## SET PROBLEM
Gather every line in the records below that contains the word "JSON".

Lines of data
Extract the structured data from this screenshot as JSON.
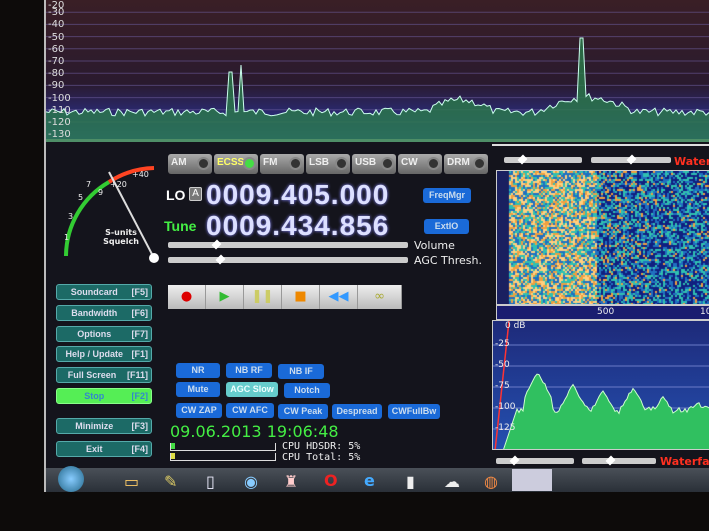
{
  "spectrum": {
    "db_labels": [
      "-20",
      "-30",
      "-40",
      "-50",
      "-60",
      "-70",
      "-80",
      "-90",
      "-100",
      "-110",
      "-120",
      "-130"
    ]
  },
  "modes": [
    {
      "label": "AM",
      "active": false
    },
    {
      "label": "ECSS",
      "active": true
    },
    {
      "label": "FM",
      "active": false
    },
    {
      "label": "LSB",
      "active": false
    },
    {
      "label": "USB",
      "active": false
    },
    {
      "label": "CW",
      "active": false
    },
    {
      "label": "DRM",
      "active": false
    }
  ],
  "lo": {
    "label": "LO",
    "badge": "A",
    "value": "0009.405.000"
  },
  "tune": {
    "label": "Tune",
    "value": "0009.434.856"
  },
  "freqmgr": "FreqMgr",
  "extio": "ExtIO",
  "sliders": {
    "volume": "Volume",
    "agc": "AGC Thresh."
  },
  "smeter": {
    "title": "S-units",
    "subtitle": "Squelch",
    "ticks": [
      "1",
      "3",
      "5",
      "7",
      "9",
      "+20",
      "+40"
    ]
  },
  "left_buttons": [
    {
      "label": "Soundcard",
      "key": "[F5]"
    },
    {
      "label": "Bandwidth",
      "key": "[F6]"
    },
    {
      "label": "Options",
      "key": "[F7]"
    },
    {
      "label": "Help / Update",
      "key": "[F1]"
    },
    {
      "label": "Full Screen",
      "key": "[F11]"
    },
    {
      "label": "Stop",
      "key": "[F2]"
    },
    {
      "label": "Minimize",
      "key": "[F3]"
    },
    {
      "label": "Exit",
      "key": "[F4]"
    }
  ],
  "transport": [
    "record-icon",
    "play-icon",
    "pause-icon",
    "stop-icon",
    "rewind-icon",
    "loop-icon"
  ],
  "dsp_buttons": [
    "NR",
    "NB RF",
    "NB IF",
    "Mute",
    "AGC Slow",
    "Notch",
    "CW ZAP",
    "CW AFC",
    "CW Peak",
    "Despread",
    "CWFullBw"
  ],
  "datetime": "09.06.2013 19:06:48",
  "cpu": {
    "hdsdr": "CPU HDSDR: 5%",
    "total": "CPU Total: 5%"
  },
  "waterfall": {
    "label": "Waterfall",
    "scale": [
      "500",
      "10"
    ]
  },
  "audio_spectrum": {
    "db_labels": [
      "0 dB",
      "-25",
      "-50",
      "-75",
      "-100",
      "-125"
    ]
  },
  "colors": {
    "accent_green": "#44ee44",
    "stop_button": "#55ee55",
    "button_blue": "#1a6ad8",
    "waterfall_label": "#ff3020"
  }
}
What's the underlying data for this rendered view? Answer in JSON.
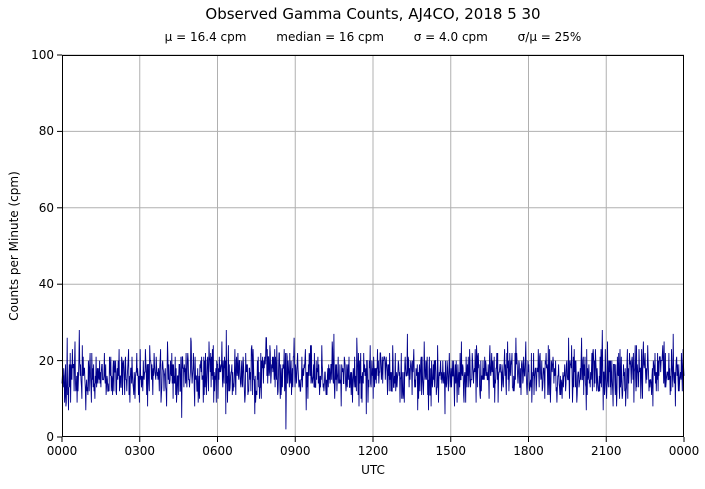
{
  "chart_data": {
    "type": "line",
    "title": "Observed Gamma Counts, AJ4CO, 2018 5 30",
    "stats_text": {
      "mu": "μ = 16.4 cpm",
      "median": "median = 16 cpm",
      "sigma": "σ = 4.0 cpm",
      "ratio": "σ/μ = 25%"
    },
    "xlabel": "UTC",
    "ylabel": "Counts per Minute (cpm)",
    "ylim": [
      0,
      100
    ],
    "yticks": [
      0,
      20,
      40,
      60,
      80,
      100
    ],
    "xlim_minutes": [
      0,
      1440
    ],
    "xticks_minutes": [
      0,
      180,
      360,
      540,
      720,
      900,
      1080,
      1260,
      1440
    ],
    "xtick_labels": [
      "0000",
      "0300",
      "0600",
      "0900",
      "1200",
      "1500",
      "1800",
      "2100",
      "0000"
    ],
    "grid": true,
    "grid_color": "#b0b0b0",
    "axis_color": "#000000",
    "background_color": "#ffffff",
    "series": [
      {
        "name": "observed-gamma-counts",
        "color": "#00008b",
        "n_points": 1440,
        "sampling": "one count-rate sample per minute over 24 h UTC",
        "mean_cpm": 16.4,
        "median_cpm": 16,
        "sigma_cpm": 4.0,
        "observed_min_cpm": 4,
        "observed_max_cpm": 31,
        "distribution": "poisson-like noise around mean",
        "seed": 20180530
      }
    ]
  }
}
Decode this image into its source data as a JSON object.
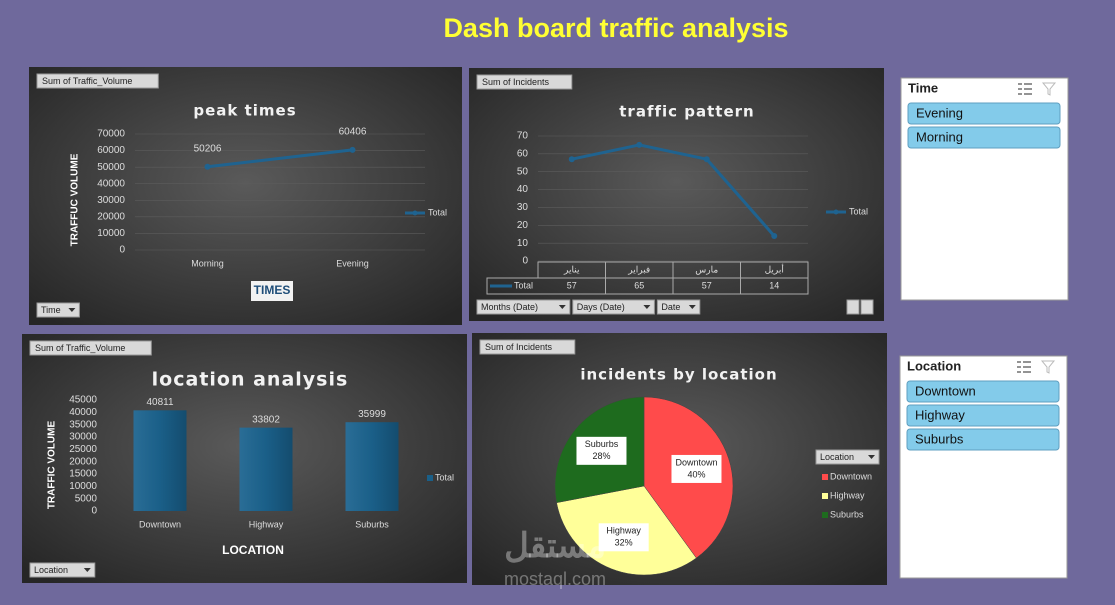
{
  "title": "Dash board traffic analysis",
  "chart_data": [
    {
      "type": "line",
      "field_button": "Sum of Traffic_Volume",
      "title": "peak times",
      "y_label": "TRAFFUC VOLUME",
      "x_label": "TIMES",
      "categories": [
        "Morning",
        "Evening"
      ],
      "series": [
        {
          "name": "Total",
          "color": "#1f6390",
          "values": [
            50206,
            60406
          ]
        }
      ],
      "ylim": [
        0,
        70000
      ],
      "yticks": [
        0,
        10000,
        20000,
        30000,
        40000,
        50000,
        60000,
        70000
      ],
      "grid": true,
      "data_labels": true,
      "legend": "right",
      "filter_buttons": [
        "Time"
      ]
    },
    {
      "type": "line",
      "field_button": "Sum of Incidents",
      "title": "traffic pattern",
      "categories": [
        "يناير",
        "فبراير",
        "مارس",
        "أبريل"
      ],
      "series": [
        {
          "name": "Total",
          "color": "#1f6390",
          "values": [
            57,
            65,
            57,
            14
          ]
        }
      ],
      "ylim": [
        0,
        70
      ],
      "yticks": [
        0,
        10,
        20,
        30,
        40,
        50,
        60,
        70
      ],
      "grid": true,
      "data_table": true,
      "legend": "right",
      "filter_buttons": [
        "Months (Date)",
        "Days (Date)",
        "Date"
      ]
    },
    {
      "type": "bar",
      "field_button": "Sum of Traffic_Volume",
      "title": "location analysis",
      "y_label": "TRAFFIC VOLUME",
      "x_label": "LOCATION",
      "categories": [
        "Downtown",
        "Highway",
        "Suburbs"
      ],
      "series": [
        {
          "name": "Total",
          "color": "#1a5f88",
          "values": [
            40811,
            33802,
            35999
          ]
        }
      ],
      "ylim": [
        0,
        45000
      ],
      "yticks": [
        0,
        5000,
        10000,
        15000,
        20000,
        25000,
        30000,
        35000,
        40000,
        45000
      ],
      "grid": false,
      "data_labels": true,
      "legend": "right",
      "filter_buttons": [
        "Location"
      ]
    },
    {
      "type": "pie",
      "field_button": "Sum of Incidents",
      "title": "incidents by location",
      "categories": [
        "Downtown",
        "Highway",
        "Suburbs"
      ],
      "values": [
        40,
        32,
        28
      ],
      "value_labels": [
        "40%",
        "32%",
        "28%"
      ],
      "colors": [
        "#ff4b4b",
        "#ffff99",
        "#1e6b1e"
      ],
      "legend": "right",
      "legend_title": "Location"
    }
  ],
  "slicers": [
    {
      "title": "Time",
      "items": [
        "Evening",
        "Morning"
      ]
    },
    {
      "title": "Location",
      "items": [
        "Downtown",
        "Highway",
        "Suburbs"
      ]
    }
  ],
  "watermark": [
    "مستقل",
    "mostaql.com"
  ]
}
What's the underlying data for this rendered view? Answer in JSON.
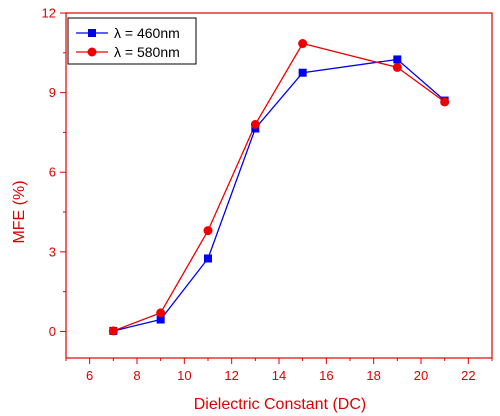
{
  "chart_data": {
    "type": "line",
    "title": "",
    "xlabel": "Dielectric Constant (DC)",
    "ylabel": "MFE (%)",
    "xlim": [
      5,
      23
    ],
    "ylim": [
      -1,
      12
    ],
    "x_ticks": [
      6,
      8,
      10,
      12,
      14,
      16,
      18,
      20,
      22
    ],
    "y_ticks": [
      0,
      3,
      6,
      9,
      12
    ],
    "x_tick_labels": [
      "6",
      "8",
      "10",
      "12",
      "14",
      "16",
      "18",
      "20",
      "22"
    ],
    "y_tick_labels": [
      "0",
      "3",
      "6",
      "9",
      "12"
    ],
    "grid": false,
    "legend_position": "top-left",
    "series": [
      {
        "name": "λ = 460nm",
        "color": "#0000ee",
        "marker": "square",
        "x": [
          7,
          9,
          11,
          13,
          15,
          19,
          21
        ],
        "y": [
          0.02,
          0.45,
          2.75,
          7.65,
          9.75,
          10.25,
          8.7
        ]
      },
      {
        "name": "λ = 580nm",
        "color": "#ee0000",
        "marker": "circle",
        "x": [
          7,
          9,
          11,
          13,
          15,
          19,
          21
        ],
        "y": [
          0.02,
          0.7,
          3.8,
          7.8,
          10.85,
          9.95,
          8.65
        ]
      }
    ],
    "axis_color": "#e00000"
  }
}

## RESULT FOR THIS EXERCISE
Extract the structured data from this screenshot as JSON.
What's the underlying data for this rendered view? Answer in JSON.
Decode this image into its source data as a JSON object.
What's the underlying data for this rendered view? Answer in JSON.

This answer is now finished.